→ Written exercise:
Copy every entry exactly.
════════════════
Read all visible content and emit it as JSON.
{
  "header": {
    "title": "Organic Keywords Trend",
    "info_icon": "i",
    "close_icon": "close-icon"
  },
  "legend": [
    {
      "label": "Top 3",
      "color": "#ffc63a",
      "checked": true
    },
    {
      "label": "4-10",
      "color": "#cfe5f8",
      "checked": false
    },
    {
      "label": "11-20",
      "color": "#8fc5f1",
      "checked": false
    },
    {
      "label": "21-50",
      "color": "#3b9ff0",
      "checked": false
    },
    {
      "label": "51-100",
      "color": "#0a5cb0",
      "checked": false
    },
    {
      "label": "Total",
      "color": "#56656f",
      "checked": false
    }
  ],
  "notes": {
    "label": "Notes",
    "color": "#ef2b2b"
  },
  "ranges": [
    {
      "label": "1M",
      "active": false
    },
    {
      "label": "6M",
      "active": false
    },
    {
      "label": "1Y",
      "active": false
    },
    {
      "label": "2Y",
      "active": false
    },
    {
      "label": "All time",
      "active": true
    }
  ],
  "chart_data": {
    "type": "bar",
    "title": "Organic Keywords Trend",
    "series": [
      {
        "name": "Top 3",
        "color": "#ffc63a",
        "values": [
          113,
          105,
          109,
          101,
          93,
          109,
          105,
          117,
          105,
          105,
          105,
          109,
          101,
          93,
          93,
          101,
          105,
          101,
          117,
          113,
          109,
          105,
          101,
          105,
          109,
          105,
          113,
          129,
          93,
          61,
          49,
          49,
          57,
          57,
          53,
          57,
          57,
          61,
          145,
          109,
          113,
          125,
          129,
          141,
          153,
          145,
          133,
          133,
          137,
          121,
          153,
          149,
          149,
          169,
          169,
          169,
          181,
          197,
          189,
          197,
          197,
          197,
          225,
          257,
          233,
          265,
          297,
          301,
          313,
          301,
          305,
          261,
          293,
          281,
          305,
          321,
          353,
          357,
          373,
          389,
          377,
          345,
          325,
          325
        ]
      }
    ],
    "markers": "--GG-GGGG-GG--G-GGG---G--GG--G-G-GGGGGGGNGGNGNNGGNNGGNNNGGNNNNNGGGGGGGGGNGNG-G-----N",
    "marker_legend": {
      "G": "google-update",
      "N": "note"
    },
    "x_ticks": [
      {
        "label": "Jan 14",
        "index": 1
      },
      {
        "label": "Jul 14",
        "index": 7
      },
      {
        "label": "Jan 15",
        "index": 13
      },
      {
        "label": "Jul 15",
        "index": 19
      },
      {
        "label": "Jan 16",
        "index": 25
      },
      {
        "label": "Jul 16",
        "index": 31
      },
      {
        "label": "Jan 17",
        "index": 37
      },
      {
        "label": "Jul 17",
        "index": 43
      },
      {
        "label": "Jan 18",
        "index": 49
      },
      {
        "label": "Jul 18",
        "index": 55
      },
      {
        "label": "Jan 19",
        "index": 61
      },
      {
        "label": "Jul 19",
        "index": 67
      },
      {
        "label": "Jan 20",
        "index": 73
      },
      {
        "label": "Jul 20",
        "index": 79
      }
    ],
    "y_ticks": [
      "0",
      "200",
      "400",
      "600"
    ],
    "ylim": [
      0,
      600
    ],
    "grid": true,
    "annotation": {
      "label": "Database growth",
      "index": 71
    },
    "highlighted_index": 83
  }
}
════════════════
→ Output of the exercise:
Read all visible content and emit it as JSON.
{
  "header": {
    "title": "Organic Keywords Trend",
    "info_icon": "i",
    "close_icon": "close-icon"
  },
  "legend": [
    {
      "label": "Top 3",
      "color": "#ffc63a",
      "checked": true
    },
    {
      "label": "4-10",
      "color": "#cfe5f8",
      "checked": false
    },
    {
      "label": "11-20",
      "color": "#8fc5f1",
      "checked": false
    },
    {
      "label": "21-50",
      "color": "#3b9ff0",
      "checked": false
    },
    {
      "label": "51-100",
      "color": "#0a5cb0",
      "checked": false
    },
    {
      "label": "Total",
      "color": "#56656f",
      "checked": false
    }
  ],
  "notes": {
    "label": "Notes",
    "color": "#ef2b2b"
  },
  "ranges": [
    {
      "label": "1M",
      "active": false
    },
    {
      "label": "6M",
      "active": false
    },
    {
      "label": "1Y",
      "active": false
    },
    {
      "label": "2Y",
      "active": false
    },
    {
      "label": "All time",
      "active": true
    }
  ],
  "chart_data": {
    "type": "bar",
    "title": "Organic Keywords Trend",
    "series": [
      {
        "name": "Top 3",
        "color": "#ffc63a",
        "values": [
          113,
          105,
          109,
          101,
          93,
          109,
          105,
          117,
          105,
          105,
          105,
          109,
          101,
          93,
          93,
          101,
          105,
          101,
          117,
          113,
          109,
          105,
          101,
          105,
          109,
          105,
          113,
          129,
          93,
          61,
          49,
          49,
          57,
          57,
          53,
          57,
          57,
          61,
          145,
          109,
          113,
          125,
          129,
          141,
          153,
          145,
          133,
          133,
          137,
          121,
          153,
          149,
          149,
          169,
          169,
          169,
          181,
          197,
          189,
          197,
          197,
          197,
          225,
          257,
          233,
          265,
          297,
          301,
          313,
          301,
          305,
          261,
          293,
          281,
          305,
          321,
          353,
          357,
          373,
          389,
          377,
          345,
          325,
          325
        ]
      }
    ],
    "markers": "--GG-GGGG-GG--G-GGG---G--GG--G-G-GGGGGGGNGGNGNNGGNNGGNNNGGNNNNNGGGGGGGGGNGNG-G-----N",
    "marker_legend": {
      "G": "google-update",
      "N": "note"
    },
    "x_ticks": [
      {
        "label": "Jan 14",
        "index": 1
      },
      {
        "label": "Jul 14",
        "index": 7
      },
      {
        "label": "Jan 15",
        "index": 13
      },
      {
        "label": "Jul 15",
        "index": 19
      },
      {
        "label": "Jan 16",
        "index": 25
      },
      {
        "label": "Jul 16",
        "index": 31
      },
      {
        "label": "Jan 17",
        "index": 37
      },
      {
        "label": "Jul 17",
        "index": 43
      },
      {
        "label": "Jan 18",
        "index": 49
      },
      {
        "label": "Jul 18",
        "index": 55
      },
      {
        "label": "Jan 19",
        "index": 61
      },
      {
        "label": "Jul 19",
        "index": 67
      },
      {
        "label": "Jan 20",
        "index": 73
      },
      {
        "label": "Jul 20",
        "index": 79
      }
    ],
    "y_ticks": [
      "0",
      "200",
      "400",
      "600"
    ],
    "ylim": [
      0,
      600
    ],
    "grid": true,
    "annotation": {
      "label": "Database growth",
      "index": 71
    },
    "highlighted_index": 83
  }
}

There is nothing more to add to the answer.